WHAT TO DO: Locate each line below that includes "labels" and reproduce it.

TASK MATERIAL:
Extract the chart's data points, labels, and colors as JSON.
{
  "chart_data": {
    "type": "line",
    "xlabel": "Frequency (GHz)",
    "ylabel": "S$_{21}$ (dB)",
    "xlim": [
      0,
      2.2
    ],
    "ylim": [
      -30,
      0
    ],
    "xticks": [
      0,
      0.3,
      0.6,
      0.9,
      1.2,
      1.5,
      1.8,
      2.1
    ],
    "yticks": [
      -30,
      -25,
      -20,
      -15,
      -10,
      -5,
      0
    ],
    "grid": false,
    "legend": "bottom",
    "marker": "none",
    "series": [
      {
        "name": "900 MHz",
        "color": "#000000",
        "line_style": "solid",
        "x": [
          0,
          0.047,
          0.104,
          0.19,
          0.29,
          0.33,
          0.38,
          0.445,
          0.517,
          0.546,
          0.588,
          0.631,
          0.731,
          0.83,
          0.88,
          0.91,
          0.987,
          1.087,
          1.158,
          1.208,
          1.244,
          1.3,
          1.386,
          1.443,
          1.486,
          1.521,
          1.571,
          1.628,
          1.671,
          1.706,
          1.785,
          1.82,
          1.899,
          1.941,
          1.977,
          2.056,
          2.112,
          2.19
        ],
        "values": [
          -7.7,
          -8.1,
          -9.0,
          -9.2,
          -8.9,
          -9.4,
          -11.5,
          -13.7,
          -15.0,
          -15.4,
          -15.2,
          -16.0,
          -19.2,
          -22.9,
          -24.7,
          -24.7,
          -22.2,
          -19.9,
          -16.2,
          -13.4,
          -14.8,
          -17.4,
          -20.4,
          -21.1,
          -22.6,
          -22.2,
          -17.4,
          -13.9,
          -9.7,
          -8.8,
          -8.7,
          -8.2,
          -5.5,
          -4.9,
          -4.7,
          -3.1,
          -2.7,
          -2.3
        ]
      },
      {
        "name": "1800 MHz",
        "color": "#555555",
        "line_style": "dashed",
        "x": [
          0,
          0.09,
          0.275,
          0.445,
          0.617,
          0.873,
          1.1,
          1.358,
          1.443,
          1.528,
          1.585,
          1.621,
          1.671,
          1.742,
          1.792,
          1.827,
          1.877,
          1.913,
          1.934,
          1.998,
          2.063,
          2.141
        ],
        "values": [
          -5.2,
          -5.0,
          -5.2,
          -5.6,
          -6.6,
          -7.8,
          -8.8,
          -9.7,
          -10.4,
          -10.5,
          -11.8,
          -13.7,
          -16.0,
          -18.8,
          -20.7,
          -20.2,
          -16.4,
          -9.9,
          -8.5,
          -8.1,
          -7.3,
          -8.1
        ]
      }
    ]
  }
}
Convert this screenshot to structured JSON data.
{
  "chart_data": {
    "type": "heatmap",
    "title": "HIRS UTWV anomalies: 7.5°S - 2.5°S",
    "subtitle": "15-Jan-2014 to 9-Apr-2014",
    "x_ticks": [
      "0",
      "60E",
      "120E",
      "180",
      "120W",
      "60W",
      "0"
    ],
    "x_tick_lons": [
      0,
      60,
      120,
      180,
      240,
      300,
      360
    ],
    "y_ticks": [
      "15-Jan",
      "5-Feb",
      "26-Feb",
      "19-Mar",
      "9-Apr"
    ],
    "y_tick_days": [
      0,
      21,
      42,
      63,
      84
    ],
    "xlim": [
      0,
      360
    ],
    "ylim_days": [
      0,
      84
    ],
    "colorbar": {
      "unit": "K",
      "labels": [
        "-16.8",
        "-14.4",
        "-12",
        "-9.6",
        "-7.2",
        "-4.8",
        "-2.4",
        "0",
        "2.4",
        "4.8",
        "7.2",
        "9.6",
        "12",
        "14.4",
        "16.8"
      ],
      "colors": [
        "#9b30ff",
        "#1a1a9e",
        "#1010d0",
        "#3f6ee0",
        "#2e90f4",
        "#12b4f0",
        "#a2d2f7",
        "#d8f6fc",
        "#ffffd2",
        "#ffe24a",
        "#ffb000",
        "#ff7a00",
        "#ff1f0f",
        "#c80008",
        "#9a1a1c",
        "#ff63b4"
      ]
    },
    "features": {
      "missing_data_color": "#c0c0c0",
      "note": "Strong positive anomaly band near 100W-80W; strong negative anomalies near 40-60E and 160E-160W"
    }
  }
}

RESPONSE:
Extract the chart's data points, labels, and colors as JSON.
      "labels": [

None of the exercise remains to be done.